| Exercise task |
Print every entry, word for word, and skip the images.

| Task inputs |

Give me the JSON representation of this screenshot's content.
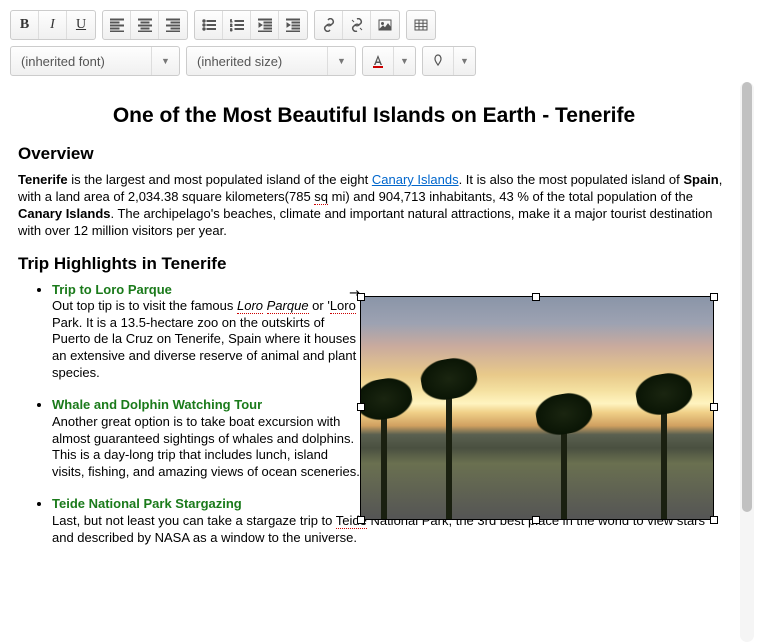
{
  "toolbar": {
    "font_dropdown": "(inherited font)",
    "size_dropdown": "(inherited size)"
  },
  "content": {
    "title": "One of the Most Beautiful Islands on Earth - Tenerife",
    "overview_heading": "Overview",
    "para1": {
      "t1": "Tenerife",
      "t2": " is the largest and most populated island of the eight ",
      "link": "Canary Islands",
      "t3": ". It is also the most populated island of ",
      "t4": "Spain",
      "t5": ", with a land area of 2,034.38 square kilometers(785 ",
      "sq": "sq",
      "t6": " mi) and 904,713 inhabitants, 43 % of the total population of the ",
      "t7": "Canary Islands",
      "t8": ". The archipelago's beaches, climate and important natural attractions, make it a major tourist destination with over 12 million visitors per year."
    },
    "highlights_heading": "Trip Highlights in Tenerife",
    "items": [
      {
        "title": "Trip to Loro Parque",
        "b1": "Out top tip is to visit the famous ",
        "loro": "Loro",
        "space": " ",
        "parque": "Parque",
        "b2": " or '",
        "loro2": "Loro",
        "b3": " Park. It is a 13.5-hectare zoo on the outskirts of Puerto de la Cruz on Tenerife, Spain where it houses an extensive and diverse reserve of animal and plant species."
      },
      {
        "title": "Whale and Dolphin Watching Tour",
        "body": "Another great option is to take boat excursion with almost guaranteed sightings of whales and dolphins. This is a day-long trip that includes lunch, island visits, fishing, and amazing views of ocean sceneries."
      },
      {
        "title": "Teide National Park Stargazing",
        "b1": "Last, but not least you can take a stargaze trip to ",
        "teide": "Teide",
        "b2": " National Park, the 3rd best place in the world to view stars and described by NASA as a window to the universe."
      }
    ]
  }
}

| The reply |
Give me the JSON representation of this screenshot's content.
{
  "toolbar": {
    "font_dropdown": "(inherited font)",
    "size_dropdown": "(inherited size)"
  },
  "content": {
    "title": "One of the Most Beautiful Islands on Earth - Tenerife",
    "overview_heading": "Overview",
    "para1": {
      "t1": "Tenerife",
      "t2": " is the largest and most populated island of the eight ",
      "link": "Canary Islands",
      "t3": ". It is also the most populated island of ",
      "t4": "Spain",
      "t5": ", with a land area of 2,034.38 square kilometers(785 ",
      "sq": "sq",
      "t6": " mi) and 904,713 inhabitants, 43 % of the total population of the ",
      "t7": "Canary Islands",
      "t8": ". The archipelago's beaches, climate and important natural attractions, make it a major tourist destination with over 12 million visitors per year."
    },
    "highlights_heading": "Trip Highlights in Tenerife",
    "items": [
      {
        "title": "Trip to Loro Parque",
        "b1": "Out top tip is to visit the famous ",
        "loro": "Loro",
        "space": " ",
        "parque": "Parque",
        "b2": " or '",
        "loro2": "Loro",
        "b3": " Park. It is a 13.5-hectare zoo on the outskirts of Puerto de la Cruz on Tenerife, Spain where it houses an extensive and diverse reserve of animal and plant species."
      },
      {
        "title": "Whale and Dolphin Watching Tour",
        "body": "Another great option is to take boat excursion with almost guaranteed sightings of whales and dolphins. This is a day-long trip that includes lunch, island visits, fishing, and amazing views of ocean sceneries."
      },
      {
        "title": "Teide National Park Stargazing",
        "b1": "Last, but not least you can take a stargaze trip to ",
        "teide": "Teide",
        "b2": " National Park, the 3rd best place in the world to view stars and described by NASA as a window to the universe."
      }
    ]
  }
}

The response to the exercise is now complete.